Stored items
★ ★ ★ ★ ★ ★ ★
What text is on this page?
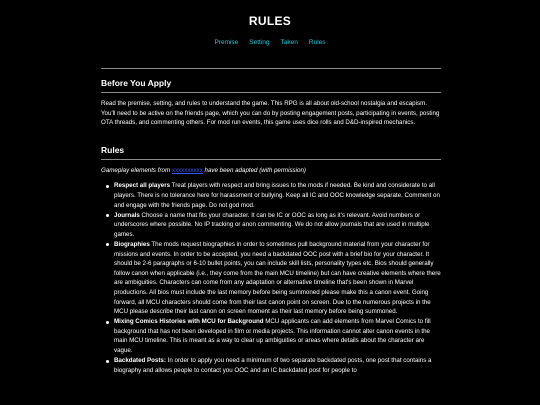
RULES
Premise Setting Taken Rules
Before You Apply

Read the premise, setting, and rules to understand the game. This RPG is all about old-school nostalgia and escapism. You'll need to be active on the friends page, which you can do by posting engagement posts, participating in events, posting OTA threads, and commenting others. For mod run events, this game uses dice rolls and D&D-inspired mechanics.

Rules

Gameplay elements from xxxxxxxxxx have been adapted (with permission)

Respect all players Treat players with respect and bring issues to the mods if needed. Be kind and considerate to all players. There is no tolerance here for harassment or bullying. Keep all IC and OOC knowledge separate. Comment on and engage with the friends page. Do not god mod.
Journals Choose a name that fits your character. It can be IC or OOC as long as it's relevant. Avoid numbers or underscores where possible. No IP tracking or anon commenting. We do not allow journals that are used in multiple games.
Biographies The mods request biographies in order to sometimes pull background material from your character for missions and events. In order to be accepted, you need a backdated OOC post with a brief bio for your character. It should be 2-6 paragraphs or 6-10 bullet points, you can include skill lists, personality types etc. Bios should generally follow canon when applicable (i.e., they come from the main MCU timeline) but can have creative elements where there are ambiguities. Characters can come from any adaptation or alternative timeline that's been shown in Marvel productions. All bios must include the last memory before being summoned please make this a canon event. Going forward, all MCU characters should come from their last canon point on screen. Due to the numerous projects in the MCU please describe their last canon on screen moment as their last memory before being summoned.
Mixing Comics Histories with MCU for Background MCU applicants can add elements from Marvel Comics to fill background that has not been developed in film or media projects. This information cannot alter canon events in the main MCU timeline. This is meant as a way to clear up ambiguities or areas where details about the character are vague.
Backdated Posts: In order to apply you need a minimum of two separate backdated posts, one post that contains a biography and allows people to contact you OOC and an IC backdated post for people to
★ ★ ★ ★ ★ ★ ★
__SET EXERCISE__
From the records above, pull out every line containing the word "events".

__TASK ANSWER__
Read the premise, setting, and rules to understand the game. This RPG is all about old-school nostalgia and escapism. You'll need to be active on the friends page, which you can do by posting engagement posts, participating in events, posting OTA threads, and commenting others. For mod run events, this game uses dice rolls and D&D-inspired mechanics.
Biographies The mods request biographies in order to sometimes pull background material from your character for missions and events. In order to be accepted, you need a backdated OOC post with a brief bio for your character. It should be 2-6 paragraphs or 6-10 bullet points, you can include skill lists, personality types etc. Bios should generally follow canon when applicable (i.e., they come from the main MCU timeline) but can have creative elements where there are ambiguities. Characters can come from any adaptation or alternative timeline that's been shown in Marvel productions. All bios must include the last memory before being summoned please make this a canon event. Going forward, all MCU characters should come from their last canon point on screen. Due to the numerous projects in the MCU please describe their last canon on screen moment as their last memory before being summoned.
Mixing Comics Histories with MCU for Background MCU applicants can add elements from Marvel Comics to fill background that has not been developed in film or media projects. This information cannot alter canon events in the main MCU timeline. This is meant as a way to clear up ambiguities or areas where details about the character are vague.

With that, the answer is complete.